* WHAT YOU SHOULD DO: Could you copy every line from the material below in which "JSON" appears?
>> start MATERIALS PROVIDED
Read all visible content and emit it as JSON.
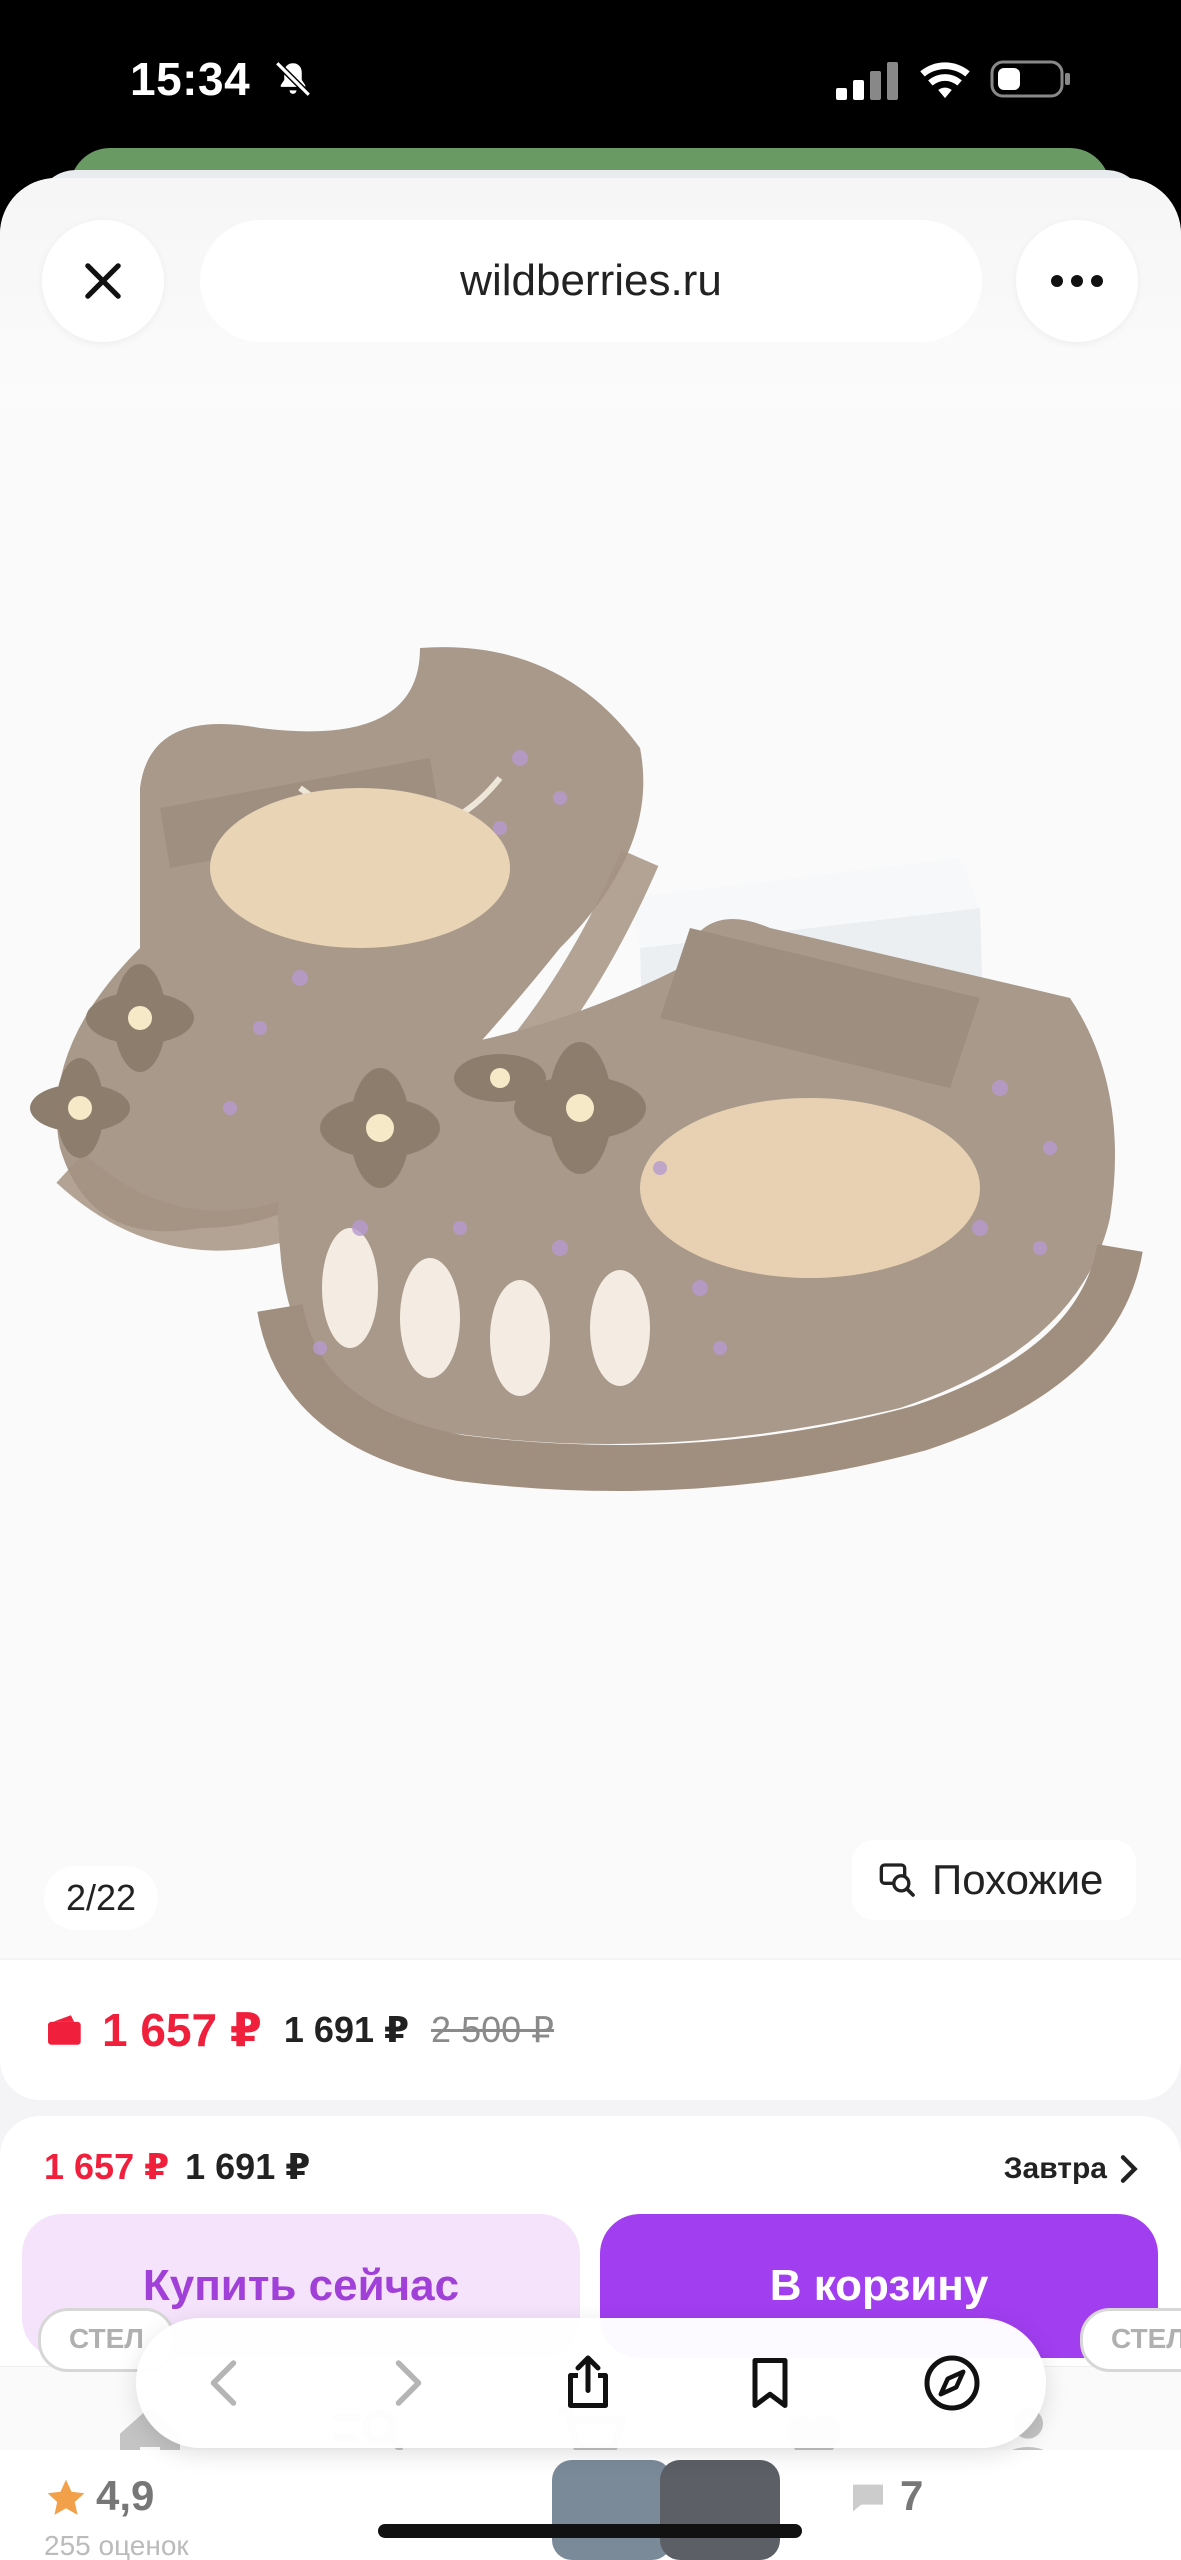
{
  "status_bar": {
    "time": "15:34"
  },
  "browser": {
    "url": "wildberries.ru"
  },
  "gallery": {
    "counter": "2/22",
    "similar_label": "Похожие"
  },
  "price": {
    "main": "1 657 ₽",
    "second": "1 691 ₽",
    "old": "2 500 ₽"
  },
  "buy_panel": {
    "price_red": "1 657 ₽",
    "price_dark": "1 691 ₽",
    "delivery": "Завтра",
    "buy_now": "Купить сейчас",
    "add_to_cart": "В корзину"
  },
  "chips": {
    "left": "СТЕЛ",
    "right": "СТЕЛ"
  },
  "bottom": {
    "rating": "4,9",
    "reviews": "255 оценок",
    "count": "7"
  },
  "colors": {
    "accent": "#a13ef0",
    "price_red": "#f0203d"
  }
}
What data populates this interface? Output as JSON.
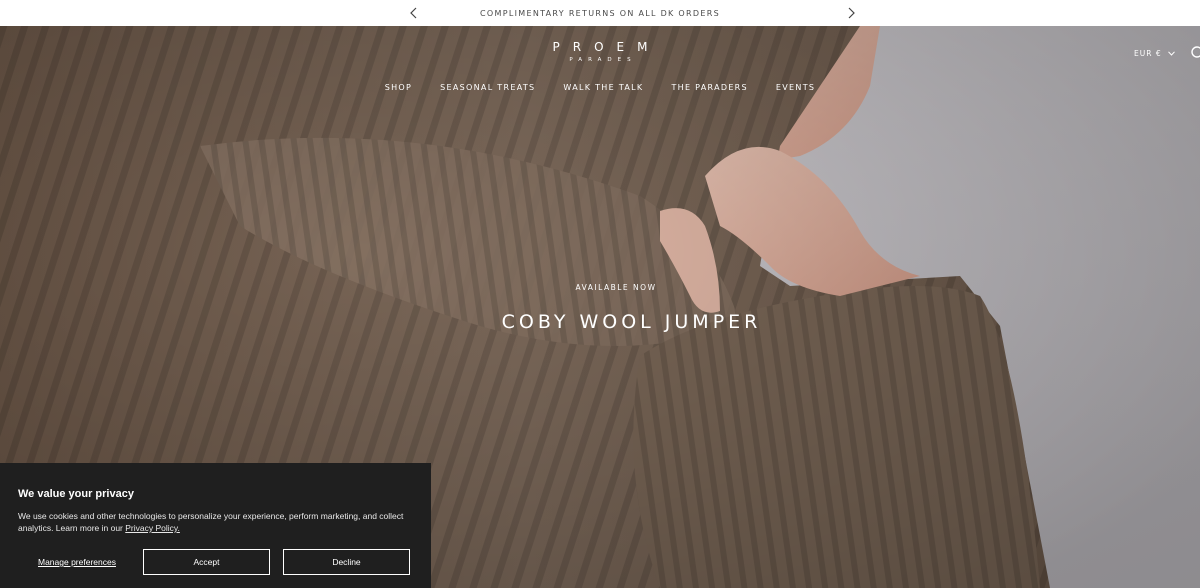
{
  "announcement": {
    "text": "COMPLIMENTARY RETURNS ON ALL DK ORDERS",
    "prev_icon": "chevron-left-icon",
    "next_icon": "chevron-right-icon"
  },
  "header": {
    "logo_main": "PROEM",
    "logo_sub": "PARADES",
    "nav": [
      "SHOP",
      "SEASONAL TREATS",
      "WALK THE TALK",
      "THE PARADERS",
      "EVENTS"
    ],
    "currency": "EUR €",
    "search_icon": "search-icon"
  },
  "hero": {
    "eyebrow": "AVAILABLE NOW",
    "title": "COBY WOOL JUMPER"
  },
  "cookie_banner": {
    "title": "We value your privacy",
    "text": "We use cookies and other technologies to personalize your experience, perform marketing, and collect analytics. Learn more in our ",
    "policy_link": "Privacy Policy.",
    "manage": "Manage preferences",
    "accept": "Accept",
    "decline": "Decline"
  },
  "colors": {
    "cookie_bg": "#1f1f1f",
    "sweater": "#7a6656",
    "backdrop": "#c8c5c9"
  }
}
>> end MATERIALS PROVIDED
* RESULT FOR THIS EXERCISE:
Read all visible content and emit it as JSON.
What data populates this interface? Output as JSON.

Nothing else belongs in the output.